Текст документа =>

Представления боли
Богомолов, Чехов, Раннев, Егоров, Кастеллуччи и другие

Текст: Юлия Бедерова
  • /
1
Перед вами первый в этом сезоне выпуск статей Лаборатории критики Института театра, редакторская колонка к которому могла бы называться «Богомолов, Чехов, Раннев, Егоров, Чехов, Богомолов, Кастеллуччи, а также: три сестры, три сосны, три моря, три Печорина, шестеро в кубе, одна подмышка и прочая театральная математика на русских сценах», если бы мы решили оставить здесь такой длинный заголовок. Но на картинку-квадратик он все равно бы не поместился, а короткий получился другим. Как будто мрачным.
«Боль есть живое представление о боли: сделай усилие воли, чтоб изменить это представление, откинь его, перестань жаловаться, и боль исчезнет», — такой цитатой из Марка Аврелия открывает текст о спектакле «Палата №6» в Челябинске Екатерина Сырцева. И действительно, какая боль, когда финальное ощущение — радость и легкость, и похоже, что боль отброшена: «В спектакле Данила Чащина сохранена чеховская атмосфера – тягостное уныние, безысходность, смертная тоска, переходящая в безумие. Но вот что удивительно: уходишь со спектакля с каким-то воодушевлением… То ли потому что хаос этого жуткого "чувствилища" разбавлен стёбом и чёрным юмором,… то ли потому что режиссёр изначально заявляет это как игру, в которой смерть – не поражение, а единственно возможный исход вечных страданий…»

Перечень записей =>
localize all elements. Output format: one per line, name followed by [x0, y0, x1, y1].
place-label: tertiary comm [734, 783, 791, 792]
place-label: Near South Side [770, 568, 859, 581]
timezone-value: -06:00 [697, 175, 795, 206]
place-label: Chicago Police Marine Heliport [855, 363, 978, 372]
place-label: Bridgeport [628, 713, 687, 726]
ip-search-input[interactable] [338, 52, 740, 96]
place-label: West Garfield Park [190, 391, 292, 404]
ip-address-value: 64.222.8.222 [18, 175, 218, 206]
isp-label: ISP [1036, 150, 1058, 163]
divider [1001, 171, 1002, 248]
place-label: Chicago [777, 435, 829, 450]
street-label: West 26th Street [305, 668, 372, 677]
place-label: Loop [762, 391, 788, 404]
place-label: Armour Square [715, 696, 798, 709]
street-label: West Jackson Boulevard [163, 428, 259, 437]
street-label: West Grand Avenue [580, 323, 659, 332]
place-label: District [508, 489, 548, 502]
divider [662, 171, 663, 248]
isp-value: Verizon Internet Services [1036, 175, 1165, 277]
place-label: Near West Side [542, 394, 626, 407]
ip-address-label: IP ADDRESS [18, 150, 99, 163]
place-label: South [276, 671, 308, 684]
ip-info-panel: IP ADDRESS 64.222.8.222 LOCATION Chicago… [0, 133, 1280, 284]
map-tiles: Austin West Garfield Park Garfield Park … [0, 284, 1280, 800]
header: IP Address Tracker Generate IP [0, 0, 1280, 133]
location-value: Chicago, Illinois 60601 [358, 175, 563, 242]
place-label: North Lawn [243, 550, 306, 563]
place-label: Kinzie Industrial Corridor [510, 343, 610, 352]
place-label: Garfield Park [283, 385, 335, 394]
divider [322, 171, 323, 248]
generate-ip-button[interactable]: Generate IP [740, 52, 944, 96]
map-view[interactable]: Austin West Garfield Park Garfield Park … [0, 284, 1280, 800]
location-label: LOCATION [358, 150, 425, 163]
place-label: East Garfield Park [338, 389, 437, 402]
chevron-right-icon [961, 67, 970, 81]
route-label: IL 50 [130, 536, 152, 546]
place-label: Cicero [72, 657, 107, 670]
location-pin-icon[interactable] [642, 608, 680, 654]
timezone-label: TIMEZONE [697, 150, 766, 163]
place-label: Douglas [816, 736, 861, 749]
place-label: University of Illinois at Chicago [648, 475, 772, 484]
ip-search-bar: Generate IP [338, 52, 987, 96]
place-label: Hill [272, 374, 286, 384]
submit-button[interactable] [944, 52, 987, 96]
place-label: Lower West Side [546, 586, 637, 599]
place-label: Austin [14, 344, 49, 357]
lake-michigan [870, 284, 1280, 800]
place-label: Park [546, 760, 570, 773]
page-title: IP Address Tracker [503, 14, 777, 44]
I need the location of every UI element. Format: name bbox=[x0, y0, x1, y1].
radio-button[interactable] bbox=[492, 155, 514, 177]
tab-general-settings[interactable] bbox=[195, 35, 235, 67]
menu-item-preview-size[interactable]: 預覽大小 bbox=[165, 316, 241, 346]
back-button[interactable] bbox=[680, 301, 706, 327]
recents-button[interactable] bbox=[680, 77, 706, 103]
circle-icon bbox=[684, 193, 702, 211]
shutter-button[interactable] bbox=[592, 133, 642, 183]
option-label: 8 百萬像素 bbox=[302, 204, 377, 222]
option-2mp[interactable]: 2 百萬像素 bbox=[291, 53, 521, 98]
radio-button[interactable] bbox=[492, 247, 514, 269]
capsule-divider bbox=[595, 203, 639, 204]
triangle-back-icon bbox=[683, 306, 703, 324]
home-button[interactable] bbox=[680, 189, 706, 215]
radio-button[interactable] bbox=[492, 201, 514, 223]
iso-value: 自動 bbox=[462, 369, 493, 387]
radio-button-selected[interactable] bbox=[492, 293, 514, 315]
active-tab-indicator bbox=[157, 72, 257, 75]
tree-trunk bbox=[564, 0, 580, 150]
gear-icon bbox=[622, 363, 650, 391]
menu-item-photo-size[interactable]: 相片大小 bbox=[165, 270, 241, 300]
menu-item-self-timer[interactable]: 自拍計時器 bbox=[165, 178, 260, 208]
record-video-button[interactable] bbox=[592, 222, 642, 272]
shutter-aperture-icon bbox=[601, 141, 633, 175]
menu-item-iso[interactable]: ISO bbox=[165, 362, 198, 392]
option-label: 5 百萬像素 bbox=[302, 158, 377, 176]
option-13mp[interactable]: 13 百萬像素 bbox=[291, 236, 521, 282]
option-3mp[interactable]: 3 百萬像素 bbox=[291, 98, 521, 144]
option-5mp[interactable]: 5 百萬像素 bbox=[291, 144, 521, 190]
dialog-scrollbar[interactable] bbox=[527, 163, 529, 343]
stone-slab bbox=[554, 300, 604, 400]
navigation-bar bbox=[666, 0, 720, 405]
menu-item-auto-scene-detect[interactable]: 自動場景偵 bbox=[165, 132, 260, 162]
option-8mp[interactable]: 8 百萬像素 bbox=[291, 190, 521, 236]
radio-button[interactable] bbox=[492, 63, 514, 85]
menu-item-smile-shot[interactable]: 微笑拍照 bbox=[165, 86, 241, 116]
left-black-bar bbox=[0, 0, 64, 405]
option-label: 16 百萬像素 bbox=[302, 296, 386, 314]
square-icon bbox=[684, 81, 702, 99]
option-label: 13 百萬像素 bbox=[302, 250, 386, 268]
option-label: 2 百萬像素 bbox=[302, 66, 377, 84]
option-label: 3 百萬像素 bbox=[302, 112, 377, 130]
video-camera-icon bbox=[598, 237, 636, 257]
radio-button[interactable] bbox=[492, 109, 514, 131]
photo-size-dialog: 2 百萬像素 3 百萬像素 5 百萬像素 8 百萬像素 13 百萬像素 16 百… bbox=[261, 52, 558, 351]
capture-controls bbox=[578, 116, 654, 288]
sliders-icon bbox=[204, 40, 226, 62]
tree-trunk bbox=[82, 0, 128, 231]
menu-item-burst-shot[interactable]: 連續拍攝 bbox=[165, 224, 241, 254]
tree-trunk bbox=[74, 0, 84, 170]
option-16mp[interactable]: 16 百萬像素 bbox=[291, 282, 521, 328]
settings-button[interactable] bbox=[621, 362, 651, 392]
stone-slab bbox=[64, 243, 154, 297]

Набор заданий =>
(a) Перепишите дословно из колонки о спектаклях фрагмент от «Текст: Юлия Бедерова» до «Как будто мрачным.» включительно.
(b) Продолжите колонку о спектаклях, начав сразу после её последнего предложения.

Результаты упражнения =>
(a)
Текст: Юлия Бедерова
  • /
1
Перед вами первый в этом сезоне выпуск статей Лаборатории критики Института театра, редакторская колонка к которому могла бы называться «Богомолов, Чехов, Раннев, Егоров, Чехов, Богомолов, Кастеллуччи, а также: три сестры, три сосны, три моря, три Печорина, шестеро в кубе, одна подмышка и прочая театральная математика на русских сценах», если бы мы решили оставить здесь такой длинный заголовок. Но на картинку-квадратик он все равно бы не поместился, а короткий получился другим. Как будто мрачным.

(b)
Кстати, наш выпуск — это не СМИ и не академическое издание, тексты мы публикуем в авторской графике. Однако воодушевление воодушевлением, а тоскливая чеховская атмосфера в разных вариациях упоминается во многих текстах выпуска, протягиваясь через него как сквозная нить («зрителя погружают в атмосферу безысходности, грусти, бессмысленности», «…сестры предстают перед нами пустыми и глупыми, а финальные слова "и мы узнаем, зачем живем, зачем страдаем" не требуют жалости»). И, несмотря на очевидно разлитую в воздухе радость, эти тексты в свою очередь посвящены разнообразным представлениям о боли — боли настоящего, боли исчезнувшего или оживающего прошлого, боли актера, на глазах изумленной публики превращающегося из персонажа в самого себя, боли зрителя, когда слепит глаза, или боли жанра, когда от него остается одна только оболочка, да и та рассыпается на красивые режущие осколки, как елочный шарик.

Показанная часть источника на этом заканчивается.